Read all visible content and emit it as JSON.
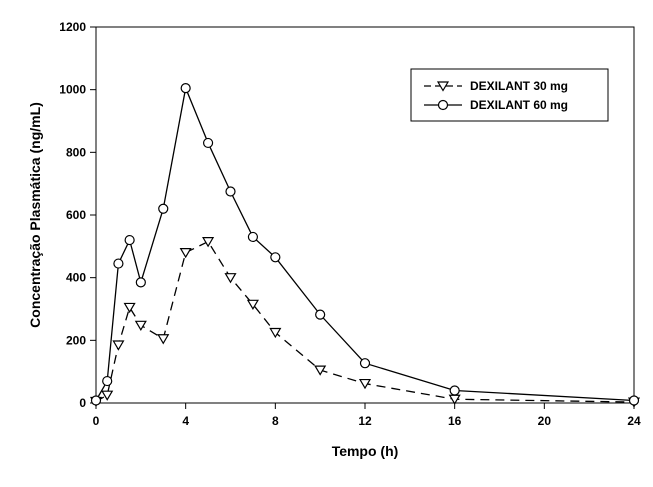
{
  "chart_data": {
    "type": "line",
    "xlabel": "Tempo (h)",
    "ylabel": "Concentração Plasmática (ng/mL)",
    "xlim": [
      0,
      24
    ],
    "ylim": [
      0,
      1200
    ],
    "xticks": [
      0,
      4,
      8,
      12,
      16,
      20,
      24
    ],
    "yticks": [
      0,
      200,
      400,
      600,
      800,
      1000,
      1200
    ],
    "grid": false,
    "legend_position": "top-right",
    "series": [
      {
        "name": "DEXILANT 30 mg",
        "line_style": "dashed",
        "marker": "triangle-down",
        "color": "#000000",
        "x": [
          0,
          0.5,
          1,
          1.5,
          2,
          3,
          4,
          5,
          6,
          7,
          8,
          10,
          12,
          16,
          24
        ],
        "y": [
          5,
          25,
          185,
          305,
          248,
          205,
          480,
          515,
          400,
          315,
          225,
          105,
          62,
          12,
          3
        ]
      },
      {
        "name": "DEXILANT 60 mg",
        "line_style": "solid",
        "marker": "circle",
        "color": "#000000",
        "x": [
          0,
          0.5,
          1,
          1.5,
          2,
          3,
          4,
          5,
          6,
          7,
          8,
          10,
          12,
          16,
          24
        ],
        "y": [
          8,
          70,
          445,
          520,
          385,
          620,
          1005,
          830,
          675,
          530,
          465,
          282,
          127,
          40,
          8
        ]
      }
    ]
  }
}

________________

WHAT YOU ARE ASKED TO DO:
Transcribe the records word for word and include no pictures.

WRITTEN ANSWER:
Read all visible content and emit it as JSON.
{
  "chart_data": {
    "type": "line",
    "xlabel": "Tempo (h)",
    "ylabel": "Concentração Plasmática (ng/mL)",
    "xlim": [
      0,
      24
    ],
    "ylim": [
      0,
      1200
    ],
    "xticks": [
      0,
      4,
      8,
      12,
      16,
      20,
      24
    ],
    "yticks": [
      0,
      200,
      400,
      600,
      800,
      1000,
      1200
    ],
    "grid": false,
    "legend_position": "top-right",
    "series": [
      {
        "name": "DEXILANT 30 mg",
        "line_style": "dashed",
        "marker": "triangle-down",
        "color": "#000000",
        "x": [
          0,
          0.5,
          1,
          1.5,
          2,
          3,
          4,
          5,
          6,
          7,
          8,
          10,
          12,
          16,
          24
        ],
        "y": [
          5,
          25,
          185,
          305,
          248,
          205,
          480,
          515,
          400,
          315,
          225,
          105,
          62,
          12,
          3
        ]
      },
      {
        "name": "DEXILANT 60 mg",
        "line_style": "solid",
        "marker": "circle",
        "color": "#000000",
        "x": [
          0,
          0.5,
          1,
          1.5,
          2,
          3,
          4,
          5,
          6,
          7,
          8,
          10,
          12,
          16,
          24
        ],
        "y": [
          8,
          70,
          445,
          520,
          385,
          620,
          1005,
          830,
          675,
          530,
          465,
          282,
          127,
          40,
          8
        ]
      }
    ]
  }
}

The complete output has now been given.